----- Given entries

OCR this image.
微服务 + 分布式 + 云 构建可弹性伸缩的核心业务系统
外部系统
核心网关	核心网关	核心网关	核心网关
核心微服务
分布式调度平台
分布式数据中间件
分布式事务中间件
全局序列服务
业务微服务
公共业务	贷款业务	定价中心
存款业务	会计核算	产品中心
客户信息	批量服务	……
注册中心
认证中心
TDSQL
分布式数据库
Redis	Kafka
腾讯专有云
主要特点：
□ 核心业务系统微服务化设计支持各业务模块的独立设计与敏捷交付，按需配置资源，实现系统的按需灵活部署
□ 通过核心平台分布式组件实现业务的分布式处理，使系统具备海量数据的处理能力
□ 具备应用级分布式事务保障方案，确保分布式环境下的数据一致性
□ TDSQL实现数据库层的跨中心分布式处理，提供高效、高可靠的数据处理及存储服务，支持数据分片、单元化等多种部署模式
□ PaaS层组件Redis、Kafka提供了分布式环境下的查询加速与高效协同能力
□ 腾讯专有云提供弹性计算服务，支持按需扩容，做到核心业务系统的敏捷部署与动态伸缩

----------
----- Given entries

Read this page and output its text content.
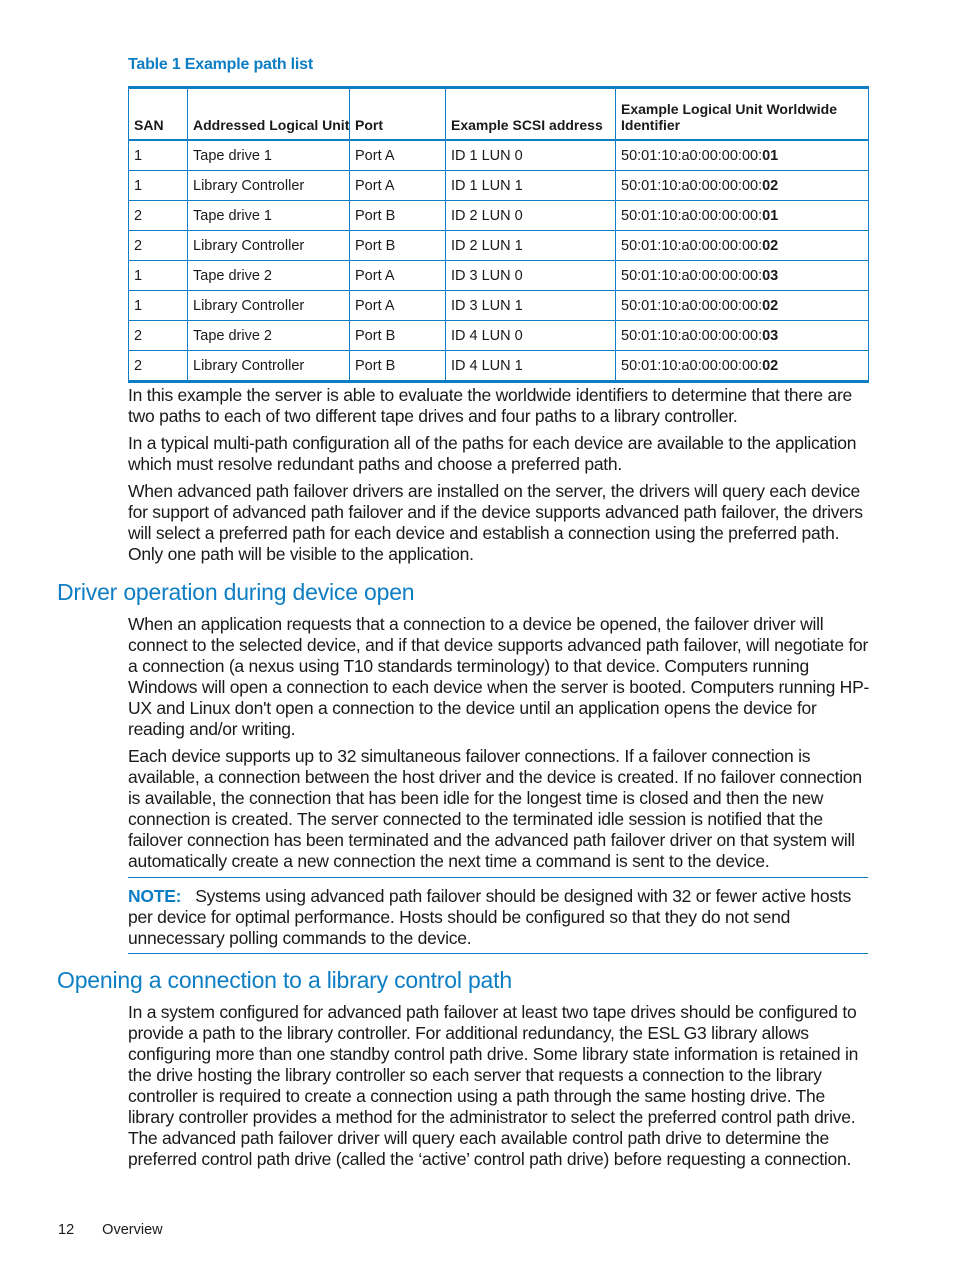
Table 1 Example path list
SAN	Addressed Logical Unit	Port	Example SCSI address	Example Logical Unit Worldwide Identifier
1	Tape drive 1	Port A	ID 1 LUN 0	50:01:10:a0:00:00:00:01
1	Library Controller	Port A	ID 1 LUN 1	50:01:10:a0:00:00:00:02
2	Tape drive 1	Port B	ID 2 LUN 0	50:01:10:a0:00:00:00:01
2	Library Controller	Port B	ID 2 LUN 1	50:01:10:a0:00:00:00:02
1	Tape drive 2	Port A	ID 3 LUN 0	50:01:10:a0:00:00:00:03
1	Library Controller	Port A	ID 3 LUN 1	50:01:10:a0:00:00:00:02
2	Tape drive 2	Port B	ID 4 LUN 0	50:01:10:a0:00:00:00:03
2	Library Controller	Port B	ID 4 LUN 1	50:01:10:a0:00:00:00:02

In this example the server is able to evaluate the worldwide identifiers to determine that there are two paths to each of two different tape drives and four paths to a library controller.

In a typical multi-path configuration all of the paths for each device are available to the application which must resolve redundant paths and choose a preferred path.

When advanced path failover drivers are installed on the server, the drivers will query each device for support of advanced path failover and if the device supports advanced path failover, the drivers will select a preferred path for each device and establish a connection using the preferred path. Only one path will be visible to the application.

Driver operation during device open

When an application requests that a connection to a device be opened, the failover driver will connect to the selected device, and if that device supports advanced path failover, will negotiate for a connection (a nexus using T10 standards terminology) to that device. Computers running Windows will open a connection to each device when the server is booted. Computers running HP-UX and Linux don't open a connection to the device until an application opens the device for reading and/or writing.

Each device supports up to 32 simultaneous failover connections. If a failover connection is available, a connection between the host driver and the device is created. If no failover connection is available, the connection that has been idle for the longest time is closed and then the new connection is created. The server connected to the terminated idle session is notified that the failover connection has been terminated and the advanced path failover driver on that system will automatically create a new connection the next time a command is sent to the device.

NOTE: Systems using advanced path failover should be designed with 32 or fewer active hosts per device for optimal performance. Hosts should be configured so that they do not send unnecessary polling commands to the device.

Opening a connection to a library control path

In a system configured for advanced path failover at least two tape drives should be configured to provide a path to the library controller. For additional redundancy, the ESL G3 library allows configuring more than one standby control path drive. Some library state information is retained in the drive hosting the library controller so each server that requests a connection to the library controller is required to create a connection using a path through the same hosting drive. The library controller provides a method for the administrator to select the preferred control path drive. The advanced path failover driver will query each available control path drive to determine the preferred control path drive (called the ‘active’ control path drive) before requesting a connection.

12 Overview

----------

=== Aim of the task ===
Pull out every line above that holds the word "this".

=== Expected answer ===
OCR this image.
Read this page and output its text content.
In this example the server is able to evaluate the worldwide identifiers to determine that there are two paths to each of two different tape drives and four paths to a library controller.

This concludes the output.